--- PASSAGE PROVIDED ---
━━━━
Tuesday, June 3, 2008

Harmony, Repair, Vibrancies, & Open Spaces In Jesus


I did it again this weekend. I went backpacking. I could not help myself.

I love the great outdoors and getting away from the claustrophobic “nature” of Northern Virginia where everyone is rubbing elbows and traffic presses into every crevice of space that you wish you could occupy and run free in, or at least drive in during afternoon and morning rush hours.

I visited New York one time and it was even worse. It seemed as if the buildings and the people were being poured out on top of you and you were being swallowed up into obscurity and chaos.
━━━━
--- DATASET SECTION ---
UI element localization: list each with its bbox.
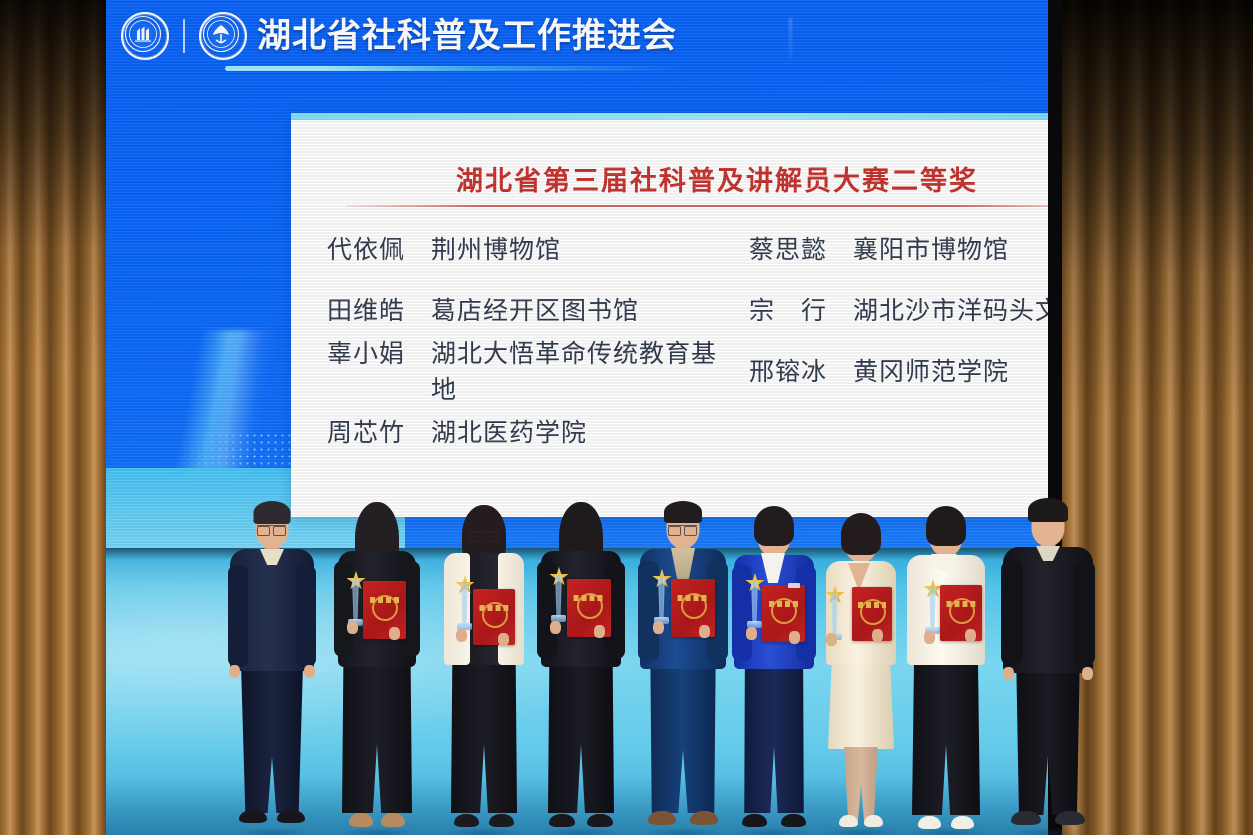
━━━━
--- PROBLEM REQUIREMENTS ---
Extend the blog post about backpacking and getting away from crowded Northern Virginia by writing the next part, starting right after its final sentence.

--- TASK OUTPUT ---
Backpacking in Dolly Sods this weekend was like the antithesis of this experience. The sods are an open grassy plateau where the sky lights up like Christmas because of the lack of light pollution and the silence makes your ears feel numb because there is no white noise of traffic, people and planes. You feel God’s presence. There is plenty of room for Him there. It is open and wild, wild in the way that life should be wild. It is free. It’s like . . . well; it is like a picture of Jesus from Colossians 1: 18-20:

“He was supreme in the beginning and—leading the resurrection parade—he is supreme in the end. From beginning to end he’s there, towering far above everything, everyone. So spacious is he, so roomy, that everything of God finds its proper place in him without crowding. Not only that, but all the broken and dislocated pieces of the universe—people and things, animals and atoms—get properly fixed and fit together in vibrant harmonies, all because of his death, his blood that poured down from the cross. ”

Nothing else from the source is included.